§ TO DO
Copy out every line of the material word for word, from its first line through the line that contains "candle xyxy=(285,157,289,159)".

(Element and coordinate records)
>> Begin
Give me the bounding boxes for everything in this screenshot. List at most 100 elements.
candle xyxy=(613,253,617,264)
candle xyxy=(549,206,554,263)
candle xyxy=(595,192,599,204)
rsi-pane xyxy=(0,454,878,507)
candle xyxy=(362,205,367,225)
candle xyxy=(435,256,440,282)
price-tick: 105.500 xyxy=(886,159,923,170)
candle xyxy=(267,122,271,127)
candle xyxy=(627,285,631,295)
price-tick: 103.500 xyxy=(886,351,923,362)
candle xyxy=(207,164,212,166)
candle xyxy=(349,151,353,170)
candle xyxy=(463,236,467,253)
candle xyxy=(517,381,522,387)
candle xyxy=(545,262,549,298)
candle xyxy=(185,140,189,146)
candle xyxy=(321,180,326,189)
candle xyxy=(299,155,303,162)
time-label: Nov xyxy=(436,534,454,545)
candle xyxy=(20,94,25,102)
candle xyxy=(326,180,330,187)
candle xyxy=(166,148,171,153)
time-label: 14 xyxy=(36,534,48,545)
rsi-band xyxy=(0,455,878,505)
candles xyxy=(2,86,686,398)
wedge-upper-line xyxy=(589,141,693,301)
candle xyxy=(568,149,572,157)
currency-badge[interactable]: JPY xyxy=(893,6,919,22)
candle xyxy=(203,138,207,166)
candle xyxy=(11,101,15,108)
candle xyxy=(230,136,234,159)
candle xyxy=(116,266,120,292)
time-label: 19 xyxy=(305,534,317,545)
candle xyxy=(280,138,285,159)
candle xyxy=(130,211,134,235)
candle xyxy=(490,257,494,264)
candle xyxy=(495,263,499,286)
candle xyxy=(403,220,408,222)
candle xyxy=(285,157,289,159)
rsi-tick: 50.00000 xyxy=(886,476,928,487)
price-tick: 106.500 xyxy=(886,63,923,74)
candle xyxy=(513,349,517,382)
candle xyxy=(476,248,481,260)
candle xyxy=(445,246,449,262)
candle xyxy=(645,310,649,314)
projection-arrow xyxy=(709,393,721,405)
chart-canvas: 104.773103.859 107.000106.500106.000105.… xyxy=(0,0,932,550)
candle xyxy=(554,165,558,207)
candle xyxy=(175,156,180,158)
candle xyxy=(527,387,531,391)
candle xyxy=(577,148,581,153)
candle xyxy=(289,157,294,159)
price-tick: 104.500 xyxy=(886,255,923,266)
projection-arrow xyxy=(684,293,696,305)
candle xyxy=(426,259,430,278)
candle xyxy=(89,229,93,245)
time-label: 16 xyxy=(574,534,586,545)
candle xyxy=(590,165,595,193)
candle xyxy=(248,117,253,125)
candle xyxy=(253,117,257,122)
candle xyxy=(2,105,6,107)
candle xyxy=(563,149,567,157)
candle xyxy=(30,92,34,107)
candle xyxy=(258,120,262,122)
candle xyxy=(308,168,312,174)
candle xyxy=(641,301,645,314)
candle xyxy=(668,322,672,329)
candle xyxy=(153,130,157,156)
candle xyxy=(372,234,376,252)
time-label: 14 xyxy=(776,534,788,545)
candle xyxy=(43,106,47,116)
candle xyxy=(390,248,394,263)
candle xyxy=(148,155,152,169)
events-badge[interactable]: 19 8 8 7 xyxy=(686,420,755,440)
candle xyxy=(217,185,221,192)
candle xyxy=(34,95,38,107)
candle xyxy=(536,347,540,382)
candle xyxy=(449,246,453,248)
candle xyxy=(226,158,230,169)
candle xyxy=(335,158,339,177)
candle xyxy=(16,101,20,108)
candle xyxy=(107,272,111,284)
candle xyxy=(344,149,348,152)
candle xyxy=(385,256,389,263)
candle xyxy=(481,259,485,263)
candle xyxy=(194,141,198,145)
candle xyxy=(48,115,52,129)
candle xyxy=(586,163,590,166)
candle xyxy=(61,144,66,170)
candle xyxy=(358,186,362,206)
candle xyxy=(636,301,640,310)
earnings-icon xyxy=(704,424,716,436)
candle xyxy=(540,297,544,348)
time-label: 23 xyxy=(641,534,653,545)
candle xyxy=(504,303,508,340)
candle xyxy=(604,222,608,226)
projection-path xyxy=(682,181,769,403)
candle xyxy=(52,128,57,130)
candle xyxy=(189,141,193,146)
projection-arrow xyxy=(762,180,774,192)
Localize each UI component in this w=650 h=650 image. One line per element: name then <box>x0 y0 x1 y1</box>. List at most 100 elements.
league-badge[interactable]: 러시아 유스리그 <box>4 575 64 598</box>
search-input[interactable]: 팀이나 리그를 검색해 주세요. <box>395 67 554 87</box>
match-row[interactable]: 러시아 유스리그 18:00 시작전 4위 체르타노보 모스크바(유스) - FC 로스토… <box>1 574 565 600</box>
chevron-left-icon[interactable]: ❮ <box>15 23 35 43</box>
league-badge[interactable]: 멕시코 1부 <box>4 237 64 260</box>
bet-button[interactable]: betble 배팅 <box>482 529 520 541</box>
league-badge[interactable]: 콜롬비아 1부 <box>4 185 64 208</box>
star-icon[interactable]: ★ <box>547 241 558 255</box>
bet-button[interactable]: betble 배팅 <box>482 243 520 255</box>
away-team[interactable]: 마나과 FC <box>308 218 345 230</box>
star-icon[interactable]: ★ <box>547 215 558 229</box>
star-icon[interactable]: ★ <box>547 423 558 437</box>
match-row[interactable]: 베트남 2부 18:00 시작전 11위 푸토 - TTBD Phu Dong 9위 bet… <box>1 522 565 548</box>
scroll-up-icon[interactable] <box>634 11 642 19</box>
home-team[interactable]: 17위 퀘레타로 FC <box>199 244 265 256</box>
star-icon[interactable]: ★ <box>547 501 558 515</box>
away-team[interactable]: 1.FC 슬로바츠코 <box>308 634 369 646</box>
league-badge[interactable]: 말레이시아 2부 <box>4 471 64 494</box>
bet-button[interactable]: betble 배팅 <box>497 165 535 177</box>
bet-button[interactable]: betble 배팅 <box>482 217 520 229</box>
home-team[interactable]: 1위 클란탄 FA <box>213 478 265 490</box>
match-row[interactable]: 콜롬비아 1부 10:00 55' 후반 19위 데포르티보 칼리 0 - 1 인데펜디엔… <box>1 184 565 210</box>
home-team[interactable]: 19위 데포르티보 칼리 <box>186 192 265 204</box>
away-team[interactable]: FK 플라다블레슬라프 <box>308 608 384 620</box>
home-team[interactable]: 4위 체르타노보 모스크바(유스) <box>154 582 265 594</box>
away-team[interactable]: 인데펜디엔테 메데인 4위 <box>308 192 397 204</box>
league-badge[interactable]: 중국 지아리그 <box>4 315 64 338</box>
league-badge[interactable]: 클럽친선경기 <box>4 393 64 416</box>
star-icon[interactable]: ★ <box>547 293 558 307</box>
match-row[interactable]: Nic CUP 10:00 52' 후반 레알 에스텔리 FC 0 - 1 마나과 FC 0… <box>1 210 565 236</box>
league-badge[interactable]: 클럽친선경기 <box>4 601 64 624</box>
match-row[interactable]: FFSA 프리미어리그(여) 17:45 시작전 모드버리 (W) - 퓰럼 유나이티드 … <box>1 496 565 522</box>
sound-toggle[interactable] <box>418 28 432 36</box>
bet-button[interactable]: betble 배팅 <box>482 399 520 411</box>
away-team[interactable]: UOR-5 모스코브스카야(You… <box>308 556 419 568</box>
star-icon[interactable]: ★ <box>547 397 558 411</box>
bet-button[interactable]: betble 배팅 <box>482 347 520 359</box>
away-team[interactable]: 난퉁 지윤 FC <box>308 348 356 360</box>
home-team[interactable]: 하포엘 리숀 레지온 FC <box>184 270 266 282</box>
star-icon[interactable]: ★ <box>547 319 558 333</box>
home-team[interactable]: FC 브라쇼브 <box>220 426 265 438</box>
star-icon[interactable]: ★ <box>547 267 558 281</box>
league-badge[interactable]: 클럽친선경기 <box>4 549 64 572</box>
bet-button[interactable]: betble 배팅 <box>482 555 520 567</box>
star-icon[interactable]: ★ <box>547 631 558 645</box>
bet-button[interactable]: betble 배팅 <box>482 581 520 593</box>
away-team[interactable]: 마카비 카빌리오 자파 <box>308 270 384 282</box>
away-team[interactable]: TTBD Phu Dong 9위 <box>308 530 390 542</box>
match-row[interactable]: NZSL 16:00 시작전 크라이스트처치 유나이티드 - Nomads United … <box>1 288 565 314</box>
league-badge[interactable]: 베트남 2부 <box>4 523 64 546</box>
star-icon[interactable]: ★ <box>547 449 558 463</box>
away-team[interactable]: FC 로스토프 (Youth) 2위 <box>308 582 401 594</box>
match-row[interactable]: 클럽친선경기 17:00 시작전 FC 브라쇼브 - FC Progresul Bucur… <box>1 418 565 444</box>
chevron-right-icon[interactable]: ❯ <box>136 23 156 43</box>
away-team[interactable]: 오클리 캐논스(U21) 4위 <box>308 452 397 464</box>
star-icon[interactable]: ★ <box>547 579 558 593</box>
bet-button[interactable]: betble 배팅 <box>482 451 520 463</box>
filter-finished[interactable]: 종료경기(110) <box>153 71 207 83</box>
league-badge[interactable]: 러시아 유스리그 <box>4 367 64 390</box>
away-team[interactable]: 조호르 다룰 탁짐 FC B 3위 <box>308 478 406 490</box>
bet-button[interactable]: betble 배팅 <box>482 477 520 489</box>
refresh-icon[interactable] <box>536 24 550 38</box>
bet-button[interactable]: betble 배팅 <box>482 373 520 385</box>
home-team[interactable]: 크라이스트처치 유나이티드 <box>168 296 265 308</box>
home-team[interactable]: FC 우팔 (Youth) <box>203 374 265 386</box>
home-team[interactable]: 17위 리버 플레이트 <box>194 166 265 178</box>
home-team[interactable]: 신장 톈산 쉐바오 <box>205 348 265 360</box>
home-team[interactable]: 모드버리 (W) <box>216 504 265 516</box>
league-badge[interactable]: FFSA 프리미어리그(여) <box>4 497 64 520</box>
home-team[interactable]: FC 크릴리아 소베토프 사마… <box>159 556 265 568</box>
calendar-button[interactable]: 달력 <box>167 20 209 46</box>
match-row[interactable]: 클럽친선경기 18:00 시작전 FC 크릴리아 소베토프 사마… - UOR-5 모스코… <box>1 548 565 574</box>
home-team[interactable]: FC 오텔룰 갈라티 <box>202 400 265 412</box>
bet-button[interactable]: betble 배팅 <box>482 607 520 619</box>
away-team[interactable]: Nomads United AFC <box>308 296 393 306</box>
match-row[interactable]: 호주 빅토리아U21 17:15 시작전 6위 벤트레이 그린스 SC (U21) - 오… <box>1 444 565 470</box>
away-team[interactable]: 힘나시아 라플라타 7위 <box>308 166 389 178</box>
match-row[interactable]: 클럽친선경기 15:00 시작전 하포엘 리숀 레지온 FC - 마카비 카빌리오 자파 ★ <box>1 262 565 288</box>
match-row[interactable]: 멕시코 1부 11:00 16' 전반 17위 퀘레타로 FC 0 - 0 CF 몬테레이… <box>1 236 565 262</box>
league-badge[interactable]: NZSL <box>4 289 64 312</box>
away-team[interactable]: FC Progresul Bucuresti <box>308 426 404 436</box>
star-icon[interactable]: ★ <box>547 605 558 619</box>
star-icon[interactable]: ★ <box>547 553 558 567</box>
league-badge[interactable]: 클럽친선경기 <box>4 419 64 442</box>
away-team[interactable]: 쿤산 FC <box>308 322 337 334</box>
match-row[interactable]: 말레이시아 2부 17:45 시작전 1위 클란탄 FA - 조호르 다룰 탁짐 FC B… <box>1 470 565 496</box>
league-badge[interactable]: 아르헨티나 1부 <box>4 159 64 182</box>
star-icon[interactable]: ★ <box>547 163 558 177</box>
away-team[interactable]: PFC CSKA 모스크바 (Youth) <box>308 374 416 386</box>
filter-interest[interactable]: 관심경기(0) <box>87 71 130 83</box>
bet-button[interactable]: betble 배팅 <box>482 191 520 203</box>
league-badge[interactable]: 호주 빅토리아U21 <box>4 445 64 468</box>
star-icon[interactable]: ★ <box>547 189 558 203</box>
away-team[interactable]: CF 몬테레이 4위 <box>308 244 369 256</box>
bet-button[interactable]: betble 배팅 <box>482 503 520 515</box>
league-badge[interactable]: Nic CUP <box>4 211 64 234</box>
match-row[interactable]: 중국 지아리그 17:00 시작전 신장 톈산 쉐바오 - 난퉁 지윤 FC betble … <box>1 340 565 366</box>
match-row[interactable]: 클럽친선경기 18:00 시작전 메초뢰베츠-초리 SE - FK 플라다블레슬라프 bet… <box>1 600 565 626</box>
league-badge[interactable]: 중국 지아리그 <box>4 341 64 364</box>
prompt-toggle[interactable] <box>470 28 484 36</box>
>> End
§ FINAL RESULT
Give me the bounding boxes for everything in this screenshot. List at most 100 elements.
candle xyxy=(613,253,617,264)
candle xyxy=(549,206,554,263)
candle xyxy=(595,192,599,204)
rsi-pane xyxy=(0,454,878,507)
candle xyxy=(362,205,367,225)
candle xyxy=(435,256,440,282)
price-tick: 105.500 xyxy=(886,159,923,170)
candle xyxy=(267,122,271,127)
candle xyxy=(627,285,631,295)
price-tick: 103.500 xyxy=(886,351,923,362)
candle xyxy=(207,164,212,166)
candle xyxy=(349,151,353,170)
candle xyxy=(463,236,467,253)
candle xyxy=(517,381,522,387)
candle xyxy=(545,262,549,298)
candle xyxy=(185,140,189,146)
candle xyxy=(321,180,326,189)
candle xyxy=(299,155,303,162)
time-label: Nov xyxy=(436,534,454,545)
candle xyxy=(20,94,25,102)
candle xyxy=(326,180,330,187)
candle xyxy=(166,148,171,153)
time-label: 14 xyxy=(36,534,48,545)
rsi-band xyxy=(0,455,878,505)
candles xyxy=(2,86,686,398)
wedge-upper-line xyxy=(589,141,693,301)
candle xyxy=(568,149,572,157)
currency-badge[interactable]: JPY xyxy=(893,6,919,22)
candle xyxy=(203,138,207,166)
candle xyxy=(11,101,15,108)
candle xyxy=(230,136,234,159)
candle xyxy=(116,266,120,292)
time-label: 19 xyxy=(305,534,317,545)
candle xyxy=(280,138,285,159)
candle xyxy=(130,211,134,235)
candle xyxy=(490,257,494,264)
candle xyxy=(495,263,499,286)
candle xyxy=(403,220,408,222)
candle xyxy=(285,157,289,159)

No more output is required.